EXERCISE AIM: Sift the material for lines containing "người", and return them.

STORED DATA:
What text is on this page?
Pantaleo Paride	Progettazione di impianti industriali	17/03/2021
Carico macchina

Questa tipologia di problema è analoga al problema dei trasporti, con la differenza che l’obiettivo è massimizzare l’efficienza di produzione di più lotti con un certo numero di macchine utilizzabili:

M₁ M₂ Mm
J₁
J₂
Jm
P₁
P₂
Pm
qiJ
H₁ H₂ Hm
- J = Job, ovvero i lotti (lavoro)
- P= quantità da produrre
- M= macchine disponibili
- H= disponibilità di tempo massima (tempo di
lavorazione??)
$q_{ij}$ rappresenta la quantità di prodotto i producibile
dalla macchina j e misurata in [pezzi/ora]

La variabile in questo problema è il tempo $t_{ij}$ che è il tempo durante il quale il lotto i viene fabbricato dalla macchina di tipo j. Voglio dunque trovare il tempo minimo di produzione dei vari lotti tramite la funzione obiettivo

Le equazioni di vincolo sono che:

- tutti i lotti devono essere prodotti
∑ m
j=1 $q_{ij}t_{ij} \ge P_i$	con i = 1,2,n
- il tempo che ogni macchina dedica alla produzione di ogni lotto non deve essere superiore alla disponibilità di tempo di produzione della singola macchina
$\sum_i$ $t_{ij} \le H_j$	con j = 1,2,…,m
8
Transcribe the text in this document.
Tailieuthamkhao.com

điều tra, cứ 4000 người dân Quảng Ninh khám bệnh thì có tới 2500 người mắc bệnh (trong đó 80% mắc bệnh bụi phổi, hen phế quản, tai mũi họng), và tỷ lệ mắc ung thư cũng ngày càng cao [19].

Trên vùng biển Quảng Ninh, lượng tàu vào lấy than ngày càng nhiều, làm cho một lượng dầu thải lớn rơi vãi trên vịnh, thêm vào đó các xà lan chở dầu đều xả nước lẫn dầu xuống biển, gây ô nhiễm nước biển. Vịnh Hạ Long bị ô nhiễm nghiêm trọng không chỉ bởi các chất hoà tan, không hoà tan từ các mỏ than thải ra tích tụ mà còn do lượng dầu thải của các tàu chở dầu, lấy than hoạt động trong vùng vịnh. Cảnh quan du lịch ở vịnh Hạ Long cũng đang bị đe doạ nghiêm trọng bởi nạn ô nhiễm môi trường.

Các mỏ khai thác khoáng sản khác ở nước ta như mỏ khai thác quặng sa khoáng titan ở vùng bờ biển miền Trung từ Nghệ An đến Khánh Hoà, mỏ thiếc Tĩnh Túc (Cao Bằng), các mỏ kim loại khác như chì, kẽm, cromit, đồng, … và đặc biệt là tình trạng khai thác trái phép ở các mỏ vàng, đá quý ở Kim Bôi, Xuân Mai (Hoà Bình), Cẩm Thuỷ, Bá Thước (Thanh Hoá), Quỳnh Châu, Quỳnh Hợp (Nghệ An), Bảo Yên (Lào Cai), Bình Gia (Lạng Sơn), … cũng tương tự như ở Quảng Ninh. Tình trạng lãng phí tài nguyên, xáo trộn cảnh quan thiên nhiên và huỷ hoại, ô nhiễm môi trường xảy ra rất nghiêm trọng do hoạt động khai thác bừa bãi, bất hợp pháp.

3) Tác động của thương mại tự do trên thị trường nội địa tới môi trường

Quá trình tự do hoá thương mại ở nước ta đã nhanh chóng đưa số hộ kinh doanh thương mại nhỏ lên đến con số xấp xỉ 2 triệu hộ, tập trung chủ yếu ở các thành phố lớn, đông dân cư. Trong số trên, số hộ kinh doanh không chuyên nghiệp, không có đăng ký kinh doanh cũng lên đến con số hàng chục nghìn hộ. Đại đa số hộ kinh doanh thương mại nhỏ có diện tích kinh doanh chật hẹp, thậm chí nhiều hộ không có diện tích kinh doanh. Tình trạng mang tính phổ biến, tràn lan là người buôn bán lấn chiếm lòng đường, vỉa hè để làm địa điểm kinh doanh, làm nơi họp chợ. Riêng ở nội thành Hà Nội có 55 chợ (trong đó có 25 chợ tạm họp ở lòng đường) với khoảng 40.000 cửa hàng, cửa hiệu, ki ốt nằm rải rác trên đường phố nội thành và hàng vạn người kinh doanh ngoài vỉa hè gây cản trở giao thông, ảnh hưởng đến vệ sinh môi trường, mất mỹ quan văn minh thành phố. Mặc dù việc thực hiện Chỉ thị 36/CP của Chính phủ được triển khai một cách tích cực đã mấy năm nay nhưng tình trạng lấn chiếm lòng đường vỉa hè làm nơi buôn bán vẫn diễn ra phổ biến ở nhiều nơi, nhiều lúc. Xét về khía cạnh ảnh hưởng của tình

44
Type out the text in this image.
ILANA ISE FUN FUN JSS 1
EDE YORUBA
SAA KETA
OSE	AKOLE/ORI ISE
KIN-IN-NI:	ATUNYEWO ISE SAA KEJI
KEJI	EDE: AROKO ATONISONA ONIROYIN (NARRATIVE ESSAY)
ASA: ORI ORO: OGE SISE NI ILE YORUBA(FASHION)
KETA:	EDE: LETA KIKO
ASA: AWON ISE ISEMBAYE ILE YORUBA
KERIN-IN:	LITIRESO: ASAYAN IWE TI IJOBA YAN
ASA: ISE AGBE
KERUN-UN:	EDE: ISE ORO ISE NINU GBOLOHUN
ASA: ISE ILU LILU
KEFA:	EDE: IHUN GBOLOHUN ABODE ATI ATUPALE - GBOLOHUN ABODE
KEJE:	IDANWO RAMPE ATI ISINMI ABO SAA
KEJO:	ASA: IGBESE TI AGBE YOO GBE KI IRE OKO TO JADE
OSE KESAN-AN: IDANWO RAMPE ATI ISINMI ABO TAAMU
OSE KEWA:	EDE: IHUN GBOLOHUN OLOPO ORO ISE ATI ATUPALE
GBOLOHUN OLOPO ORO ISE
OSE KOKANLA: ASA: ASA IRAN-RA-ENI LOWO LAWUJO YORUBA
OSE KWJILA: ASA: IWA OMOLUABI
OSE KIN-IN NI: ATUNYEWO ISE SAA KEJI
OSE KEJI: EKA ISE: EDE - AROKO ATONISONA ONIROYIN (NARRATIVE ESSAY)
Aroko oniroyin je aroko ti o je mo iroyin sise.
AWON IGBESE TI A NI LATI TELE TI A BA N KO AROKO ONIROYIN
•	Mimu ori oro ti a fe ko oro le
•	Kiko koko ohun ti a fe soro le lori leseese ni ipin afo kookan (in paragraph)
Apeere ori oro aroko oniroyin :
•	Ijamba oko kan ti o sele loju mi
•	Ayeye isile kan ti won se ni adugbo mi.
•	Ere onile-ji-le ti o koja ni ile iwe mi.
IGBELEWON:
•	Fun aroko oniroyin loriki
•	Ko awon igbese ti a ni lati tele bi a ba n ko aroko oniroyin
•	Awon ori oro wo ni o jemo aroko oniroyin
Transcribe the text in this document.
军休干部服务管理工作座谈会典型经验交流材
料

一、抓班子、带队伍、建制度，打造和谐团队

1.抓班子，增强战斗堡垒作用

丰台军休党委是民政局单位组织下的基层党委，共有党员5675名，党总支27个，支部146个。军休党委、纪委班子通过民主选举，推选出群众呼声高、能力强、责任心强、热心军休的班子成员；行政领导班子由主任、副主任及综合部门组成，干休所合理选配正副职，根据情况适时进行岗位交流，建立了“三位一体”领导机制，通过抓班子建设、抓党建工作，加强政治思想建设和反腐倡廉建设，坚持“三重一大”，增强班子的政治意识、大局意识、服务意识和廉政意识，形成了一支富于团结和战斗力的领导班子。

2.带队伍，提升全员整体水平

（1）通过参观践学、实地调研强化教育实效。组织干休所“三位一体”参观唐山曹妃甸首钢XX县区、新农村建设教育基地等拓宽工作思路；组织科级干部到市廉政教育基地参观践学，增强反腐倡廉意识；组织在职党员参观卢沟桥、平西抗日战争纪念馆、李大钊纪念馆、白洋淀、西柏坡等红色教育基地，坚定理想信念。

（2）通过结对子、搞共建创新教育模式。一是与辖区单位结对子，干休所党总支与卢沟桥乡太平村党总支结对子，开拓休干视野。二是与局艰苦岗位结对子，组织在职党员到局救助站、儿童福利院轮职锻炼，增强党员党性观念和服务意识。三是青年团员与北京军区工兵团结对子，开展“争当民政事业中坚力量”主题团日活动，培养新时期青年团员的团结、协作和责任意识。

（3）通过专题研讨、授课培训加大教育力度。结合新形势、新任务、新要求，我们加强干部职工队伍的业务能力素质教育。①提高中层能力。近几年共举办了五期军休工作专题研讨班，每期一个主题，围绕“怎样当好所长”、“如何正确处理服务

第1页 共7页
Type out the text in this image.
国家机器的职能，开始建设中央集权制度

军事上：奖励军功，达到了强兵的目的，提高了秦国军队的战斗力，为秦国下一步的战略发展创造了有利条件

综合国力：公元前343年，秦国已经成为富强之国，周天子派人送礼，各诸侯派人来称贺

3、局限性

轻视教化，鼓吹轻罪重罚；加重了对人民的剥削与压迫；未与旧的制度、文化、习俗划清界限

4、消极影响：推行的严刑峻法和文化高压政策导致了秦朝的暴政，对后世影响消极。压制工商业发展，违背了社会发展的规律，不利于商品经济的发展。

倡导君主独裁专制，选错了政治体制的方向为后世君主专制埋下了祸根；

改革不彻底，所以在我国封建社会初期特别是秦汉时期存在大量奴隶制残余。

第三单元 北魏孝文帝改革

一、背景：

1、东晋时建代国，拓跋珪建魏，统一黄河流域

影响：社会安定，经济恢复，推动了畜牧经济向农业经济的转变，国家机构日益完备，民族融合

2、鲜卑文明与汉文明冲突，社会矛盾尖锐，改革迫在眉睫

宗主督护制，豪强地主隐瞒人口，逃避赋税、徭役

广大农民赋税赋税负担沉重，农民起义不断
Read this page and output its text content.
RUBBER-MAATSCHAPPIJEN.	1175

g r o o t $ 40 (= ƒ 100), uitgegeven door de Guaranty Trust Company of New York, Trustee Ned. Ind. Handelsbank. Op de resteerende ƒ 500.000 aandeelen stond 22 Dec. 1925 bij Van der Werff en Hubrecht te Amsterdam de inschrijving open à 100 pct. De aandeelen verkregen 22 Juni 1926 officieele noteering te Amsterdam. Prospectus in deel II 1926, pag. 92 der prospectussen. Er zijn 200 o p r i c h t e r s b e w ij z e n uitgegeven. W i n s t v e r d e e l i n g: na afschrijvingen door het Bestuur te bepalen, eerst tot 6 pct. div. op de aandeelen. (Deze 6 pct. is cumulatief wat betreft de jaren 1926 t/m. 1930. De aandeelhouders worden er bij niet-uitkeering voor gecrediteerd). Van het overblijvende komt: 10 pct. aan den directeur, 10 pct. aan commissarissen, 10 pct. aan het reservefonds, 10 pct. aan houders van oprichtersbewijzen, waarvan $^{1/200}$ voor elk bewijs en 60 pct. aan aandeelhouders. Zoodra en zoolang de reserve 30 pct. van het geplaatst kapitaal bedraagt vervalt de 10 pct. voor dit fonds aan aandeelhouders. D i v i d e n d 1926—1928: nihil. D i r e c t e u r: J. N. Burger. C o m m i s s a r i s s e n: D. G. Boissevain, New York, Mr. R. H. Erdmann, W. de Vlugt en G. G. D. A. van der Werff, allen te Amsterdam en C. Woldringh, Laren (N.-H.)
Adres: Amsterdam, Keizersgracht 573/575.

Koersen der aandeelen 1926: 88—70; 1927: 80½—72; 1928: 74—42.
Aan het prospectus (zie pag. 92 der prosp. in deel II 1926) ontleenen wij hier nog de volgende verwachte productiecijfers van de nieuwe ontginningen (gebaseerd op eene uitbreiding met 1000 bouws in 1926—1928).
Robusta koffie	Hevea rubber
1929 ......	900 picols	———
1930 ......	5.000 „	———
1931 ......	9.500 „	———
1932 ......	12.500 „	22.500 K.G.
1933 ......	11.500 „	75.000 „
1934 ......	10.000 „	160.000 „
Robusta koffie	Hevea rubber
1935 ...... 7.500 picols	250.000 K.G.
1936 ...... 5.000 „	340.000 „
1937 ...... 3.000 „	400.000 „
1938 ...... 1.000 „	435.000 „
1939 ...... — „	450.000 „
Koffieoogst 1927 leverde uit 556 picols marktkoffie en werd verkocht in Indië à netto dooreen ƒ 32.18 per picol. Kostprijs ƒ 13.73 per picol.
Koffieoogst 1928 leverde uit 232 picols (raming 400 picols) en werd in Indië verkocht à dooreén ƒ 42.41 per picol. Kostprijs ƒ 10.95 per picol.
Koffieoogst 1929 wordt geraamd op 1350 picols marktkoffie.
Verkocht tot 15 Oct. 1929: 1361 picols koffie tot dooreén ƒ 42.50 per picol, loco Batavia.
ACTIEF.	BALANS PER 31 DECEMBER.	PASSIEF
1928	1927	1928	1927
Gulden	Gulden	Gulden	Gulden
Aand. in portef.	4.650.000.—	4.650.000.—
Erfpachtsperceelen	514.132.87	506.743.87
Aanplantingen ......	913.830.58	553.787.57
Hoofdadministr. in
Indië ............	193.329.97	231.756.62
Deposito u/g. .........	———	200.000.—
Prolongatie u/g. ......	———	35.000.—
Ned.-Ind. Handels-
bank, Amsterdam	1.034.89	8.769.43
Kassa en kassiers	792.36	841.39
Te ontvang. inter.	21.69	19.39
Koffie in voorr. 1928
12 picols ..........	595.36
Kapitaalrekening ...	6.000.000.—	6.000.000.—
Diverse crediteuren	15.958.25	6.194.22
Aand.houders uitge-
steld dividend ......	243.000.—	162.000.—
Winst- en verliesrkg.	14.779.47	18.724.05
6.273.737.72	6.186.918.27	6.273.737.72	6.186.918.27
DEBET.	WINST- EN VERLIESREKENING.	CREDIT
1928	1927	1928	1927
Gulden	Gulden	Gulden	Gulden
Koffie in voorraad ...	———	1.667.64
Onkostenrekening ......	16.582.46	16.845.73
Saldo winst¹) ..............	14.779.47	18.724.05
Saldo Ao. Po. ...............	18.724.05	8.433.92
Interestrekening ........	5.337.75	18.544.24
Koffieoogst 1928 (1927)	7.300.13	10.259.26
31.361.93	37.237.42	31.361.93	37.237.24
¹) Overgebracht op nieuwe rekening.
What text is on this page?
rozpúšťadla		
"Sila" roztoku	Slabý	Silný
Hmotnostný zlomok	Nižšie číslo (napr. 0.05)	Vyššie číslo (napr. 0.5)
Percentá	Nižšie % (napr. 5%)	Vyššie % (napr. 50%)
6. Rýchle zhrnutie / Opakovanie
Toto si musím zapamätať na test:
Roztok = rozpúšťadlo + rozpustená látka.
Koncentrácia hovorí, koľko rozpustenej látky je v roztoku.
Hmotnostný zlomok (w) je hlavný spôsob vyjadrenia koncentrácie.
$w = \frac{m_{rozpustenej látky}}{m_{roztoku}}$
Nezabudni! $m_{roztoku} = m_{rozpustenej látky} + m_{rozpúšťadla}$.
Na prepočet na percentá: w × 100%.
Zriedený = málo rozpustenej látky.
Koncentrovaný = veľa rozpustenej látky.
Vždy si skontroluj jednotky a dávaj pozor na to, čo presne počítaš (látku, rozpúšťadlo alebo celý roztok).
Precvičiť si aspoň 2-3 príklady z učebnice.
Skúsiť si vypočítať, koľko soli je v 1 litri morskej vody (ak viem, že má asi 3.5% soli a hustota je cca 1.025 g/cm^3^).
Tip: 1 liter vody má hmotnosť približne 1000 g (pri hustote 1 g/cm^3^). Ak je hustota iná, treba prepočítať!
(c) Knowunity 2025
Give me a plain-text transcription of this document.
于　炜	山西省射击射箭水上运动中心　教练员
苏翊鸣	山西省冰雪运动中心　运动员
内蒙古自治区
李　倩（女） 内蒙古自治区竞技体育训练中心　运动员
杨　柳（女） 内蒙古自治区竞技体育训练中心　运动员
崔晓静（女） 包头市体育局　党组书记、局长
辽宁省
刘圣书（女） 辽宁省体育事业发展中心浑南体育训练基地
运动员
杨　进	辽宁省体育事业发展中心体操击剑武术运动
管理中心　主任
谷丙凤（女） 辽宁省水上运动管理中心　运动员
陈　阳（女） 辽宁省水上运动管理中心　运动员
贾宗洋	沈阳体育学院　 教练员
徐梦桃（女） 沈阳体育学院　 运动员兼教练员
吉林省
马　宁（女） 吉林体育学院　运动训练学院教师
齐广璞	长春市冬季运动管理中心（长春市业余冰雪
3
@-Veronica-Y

EXERCISE OUTPUT:
điều tra, cứ 4000 người dân Quảng Ninh khám bệnh thì có tới 2500 người mắc bệnh (trong đó 80% mắc bệnh bụi phổi, hen phế quản, tai mũi họng), và tỷ lệ mắc ung thư cũng ngày càng cao [19].
Quá trình tự do hoá thương mại ở nước ta đã nhanh chóng đưa số hộ kinh doanh thương mại nhỏ lên đến con số xấp xỉ 2 triệu hộ, tập trung chủ yếu ở các thành phố lớn, đông dân cư. Trong số trên, số hộ kinh doanh không chuyên nghiệp, không có đăng ký kinh doanh cũng lên đến con số hàng chục nghìn hộ. Đại đa số hộ kinh doanh thương mại nhỏ có diện tích kinh doanh chật hẹp, thậm chí nhiều hộ không có diện tích kinh doanh. Tình trạng mang tính phổ biến, tràn lan là người buôn bán lấn chiếm lòng đường, vỉa hè để làm địa điểm kinh doanh, làm nơi họp chợ. Riêng ở nội thành Hà Nội có 55 chợ (trong đó có 25 chợ tạm họp ở lòng đường) với khoảng 40.000 cửa hàng, cửa hiệu, ki ốt nằm rải rác trên đường phố nội thành và hàng vạn người kinh doanh ngoài vỉa hè gây cản trở giao thông, ảnh hưởng đến vệ sinh môi trường, mất mỹ quan văn minh thành phố. Mặc dù việc thực hiện Chỉ thị 36/CP của Chính phủ được triển khai một cách tích cực đã mấy năm nay nhưng tình trạng lấn chiếm lòng đường vỉa hè làm nơi buôn bán vẫn diễn ra phổ biến ở nhiều nơi, nhiều lúc. Xét về khía cạnh ảnh hưởng của tình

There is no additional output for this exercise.